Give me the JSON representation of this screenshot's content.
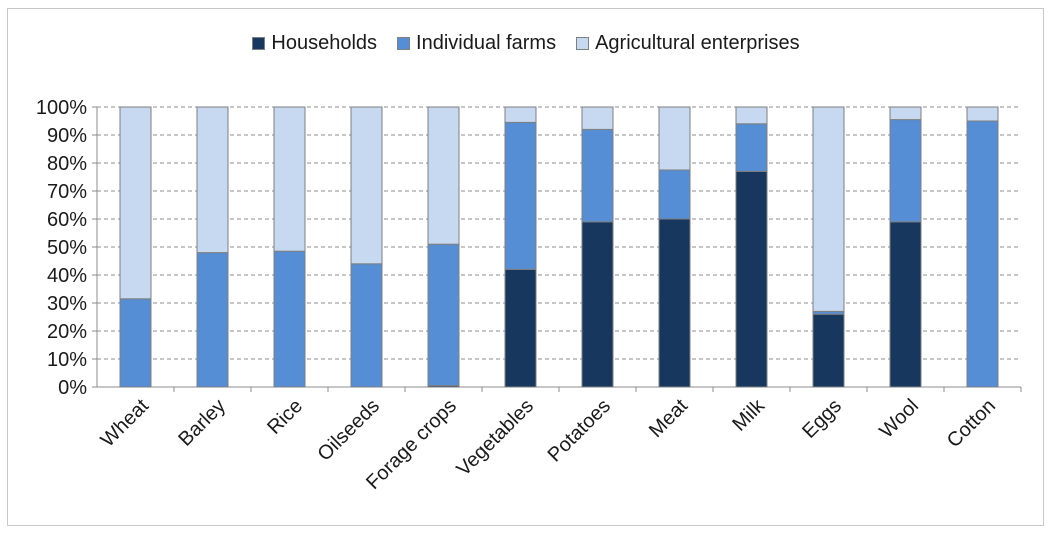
{
  "chart_data": {
    "type": "bar",
    "stacked": true,
    "percent_axis": true,
    "categories": [
      "Wheat",
      "Barley",
      "Rice",
      "Oilseeds",
      "Forage crops",
      "Vegetables",
      "Potatoes",
      "Meat",
      "Milk",
      "Eggs",
      "Wool",
      "Cotton"
    ],
    "series": [
      {
        "name": "Households",
        "color": "#17375e",
        "values": [
          0,
          0,
          0,
          0,
          0.5,
          42,
          59,
          60,
          77,
          26,
          59,
          0
        ]
      },
      {
        "name": "Individual farms",
        "color": "#558ed5",
        "values": [
          31.5,
          48,
          48.5,
          44,
          50.5,
          52.5,
          33,
          17.5,
          17,
          1,
          36.5,
          95
        ]
      },
      {
        "name": "Agricultural enterprises",
        "color": "#c6d9f1",
        "values": [
          68.5,
          52,
          51.5,
          56,
          49,
          5.5,
          8,
          22.5,
          6,
          73,
          4.5,
          5
        ]
      }
    ],
    "y_ticks": [
      "0%",
      "10%",
      "20%",
      "30%",
      "40%",
      "50%",
      "60%",
      "70%",
      "80%",
      "90%",
      "100%"
    ],
    "ylim": [
      0,
      100
    ],
    "grid": "dashed horizontal",
    "legend_position": "top"
  }
}
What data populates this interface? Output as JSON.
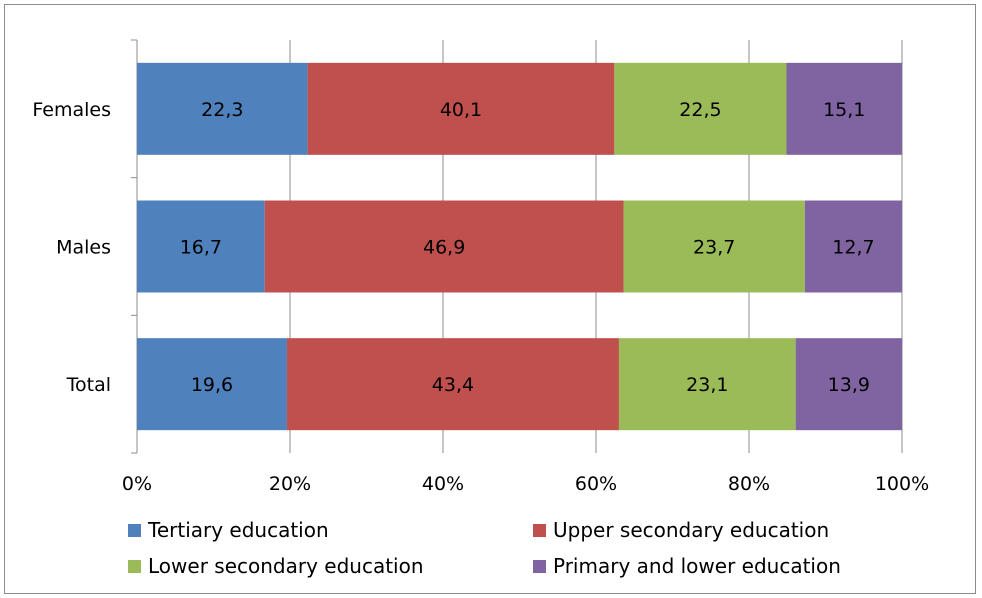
{
  "chart_data": {
    "type": "bar",
    "orientation": "horizontal",
    "stacked": "percent",
    "categories": [
      "Females",
      "Males",
      "Total"
    ],
    "series": [
      {
        "name": "Tertiary education",
        "values": [
          22.3,
          16.7,
          19.6
        ],
        "labels": [
          "22,3",
          "16,7",
          "19,6"
        ],
        "color": "#4f81bd"
      },
      {
        "name": "Upper secondary education",
        "values": [
          40.1,
          46.9,
          43.4
        ],
        "labels": [
          "40,1",
          "46,9",
          "43,4"
        ],
        "color": "#c0504d"
      },
      {
        "name": "Lower secondary education",
        "values": [
          22.5,
          23.7,
          23.1
        ],
        "labels": [
          "22,5",
          "23,7",
          "23,1"
        ],
        "color": "#9bbb59"
      },
      {
        "name": "Primary and lower education",
        "values": [
          15.1,
          12.7,
          13.9
        ],
        "labels": [
          "15,1",
          "12,7",
          "13,9"
        ],
        "color": "#8064a2"
      }
    ],
    "xlim": [
      0,
      100
    ],
    "xticks": [
      "0%",
      "20%",
      "40%",
      "60%",
      "80%",
      "100%"
    ],
    "grid": true,
    "legend_position": "bottom",
    "title": "",
    "xlabel": "",
    "ylabel": ""
  }
}
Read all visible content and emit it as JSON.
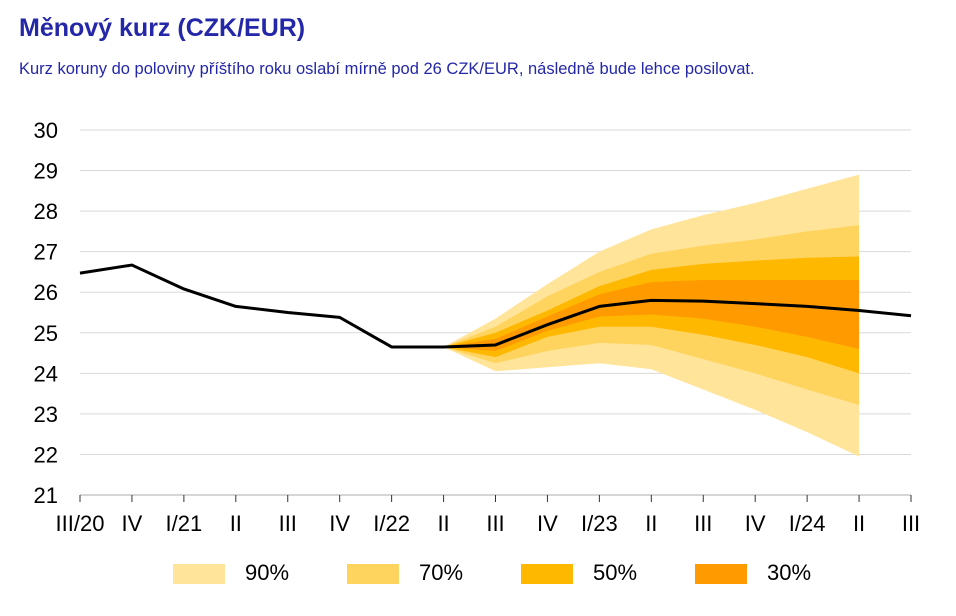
{
  "header": {
    "title": "Měnový kurz (CZK/EUR)",
    "subtitle": "Kurz koruny do poloviny příštího roku oslabí mírně pod 26 CZK/EUR, následně bude lehce posilovat."
  },
  "colors": {
    "title": "#2327a8",
    "line": "#000000",
    "grid": "#d9d9d9",
    "band90": "#ffe49a",
    "band70": "#ffd45e",
    "band50": "#ffb800",
    "band30": "#ff9a00"
  },
  "legend": [
    {
      "label": "90%",
      "color": "#ffe49a"
    },
    {
      "label": "70%",
      "color": "#ffd45e"
    },
    {
      "label": "50%",
      "color": "#ffb800"
    },
    {
      "label": "30%",
      "color": "#ff9a00"
    }
  ],
  "chart_data": {
    "type": "line",
    "title": "Měnový kurz (CZK/EUR)",
    "xlabel": "",
    "ylabel": "",
    "categories": [
      "III/20",
      "IV",
      "I/21",
      "II",
      "III",
      "IV",
      "I/22",
      "II",
      "III",
      "IV",
      "I/23",
      "II",
      "III",
      "IV",
      "I/24",
      "II",
      "III"
    ],
    "ylim": [
      21,
      30
    ],
    "yticks": [
      21,
      22,
      23,
      24,
      25,
      26,
      27,
      28,
      29,
      30
    ],
    "grid": true,
    "legend_position": "bottom",
    "series": [
      {
        "values": [
          26.47,
          26.67,
          26.08,
          25.65,
          25.5,
          25.38,
          24.65,
          24.65,
          24.7,
          25.2,
          25.65,
          25.8,
          25.78,
          25.72,
          25.65,
          25.55,
          25.42
        ]
      }
    ],
    "fan_start_index": 7,
    "fan_bands": [
      {
        "level": "90%",
        "lower": [
          24.65,
          24.05,
          24.15,
          24.25,
          24.1,
          23.6,
          23.1,
          22.55,
          21.95
        ],
        "upper": [
          24.65,
          25.35,
          26.2,
          27.0,
          27.55,
          27.9,
          28.2,
          28.55,
          28.9
        ]
      },
      {
        "level": "70%",
        "lower": [
          24.65,
          24.25,
          24.55,
          24.75,
          24.7,
          24.35,
          24.0,
          23.6,
          23.22
        ],
        "upper": [
          24.65,
          25.15,
          25.9,
          26.5,
          26.95,
          27.15,
          27.3,
          27.5,
          27.65
        ]
      },
      {
        "level": "50%",
        "lower": [
          24.65,
          24.4,
          24.9,
          25.15,
          25.15,
          24.95,
          24.7,
          24.4,
          24.0
        ],
        "upper": [
          24.65,
          25.0,
          25.55,
          26.15,
          26.55,
          26.7,
          26.78,
          26.85,
          26.88
        ]
      },
      {
        "level": "30%",
        "lower": [
          24.65,
          24.55,
          25.05,
          25.4,
          25.45,
          25.35,
          25.15,
          24.9,
          24.6
        ],
        "upper": [
          24.65,
          24.85,
          25.4,
          25.95,
          26.25,
          26.3,
          26.3,
          26.3,
          26.3
        ]
      }
    ]
  }
}
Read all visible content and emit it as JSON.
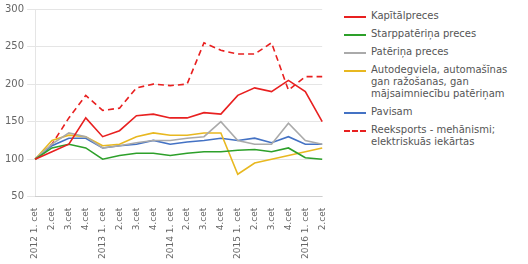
{
  "chart_data": {
    "type": "line",
    "categories": [
      "2012 1. cet",
      "2.cet",
      "3.cet",
      "4.cet",
      "2013 1. cet",
      "2.cet",
      "3.cet",
      "4.cet",
      "2014 1. cet",
      "2.cet",
      "3.cet",
      "4.cet",
      "2015 1. cet",
      "2.cet",
      "3.cet",
      "4.cet",
      "2016 1. cet",
      "2.cet"
    ],
    "series": [
      {
        "name": "Kapītālpreces",
        "color": "#e82020",
        "line_style": "solid",
        "values": [
          100,
          110,
          120,
          155,
          130,
          138,
          158,
          160,
          155,
          155,
          162,
          160,
          185,
          195,
          190,
          205,
          190,
          150
        ]
      },
      {
        "name": "Starppatēriņa preces",
        "color": "#2da02a",
        "line_style": "solid",
        "values": [
          100,
          115,
          120,
          115,
          100,
          105,
          108,
          108,
          105,
          108,
          110,
          110,
          112,
          113,
          110,
          115,
          102,
          100
        ]
      },
      {
        "name": "Patēriņa preces",
        "color": "#aaaaaa",
        "line_style": "solid",
        "values": [
          100,
          120,
          135,
          130,
          115,
          118,
          122,
          125,
          125,
          128,
          130,
          150,
          125,
          120,
          120,
          148,
          125,
          120
        ]
      },
      {
        "name": "Autodegviela, automašīnas\ngan ražošanas, gan\nmājsaimniecību patēriņam",
        "color": "#e8b820",
        "line_style": "solid",
        "values": [
          100,
          125,
          132,
          130,
          118,
          120,
          130,
          135,
          132,
          132,
          135,
          135,
          80,
          95,
          100,
          105,
          110,
          115
        ]
      },
      {
        "name": "Pavisam",
        "color": "#4472c4",
        "line_style": "solid",
        "values": [
          100,
          118,
          128,
          128,
          115,
          118,
          120,
          125,
          120,
          123,
          125,
          128,
          125,
          128,
          122,
          130,
          120,
          120
        ]
      },
      {
        "name": "Reeksports - mehānismi;\nelektriskuās iekārtas",
        "color": "#e82020",
        "line_style": "dashed",
        "values": [
          100,
          120,
          155,
          185,
          165,
          168,
          195,
          200,
          198,
          200,
          255,
          245,
          240,
          240,
          255,
          192,
          210,
          210
        ]
      }
    ],
    "ylim": [
      50,
      300
    ],
    "yticks": [
      50,
      100,
      150,
      200,
      250,
      300
    ],
    "grid": true,
    "legend": "right"
  }
}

....................

## Prompt
Where a line of the entries contains the word "education", copy that line.

## Written solution
        "name": "Tertiary education",
        "name": "Upper secondary education",
        "name": "Lower secondary education",
        "name": "Primary and lower education",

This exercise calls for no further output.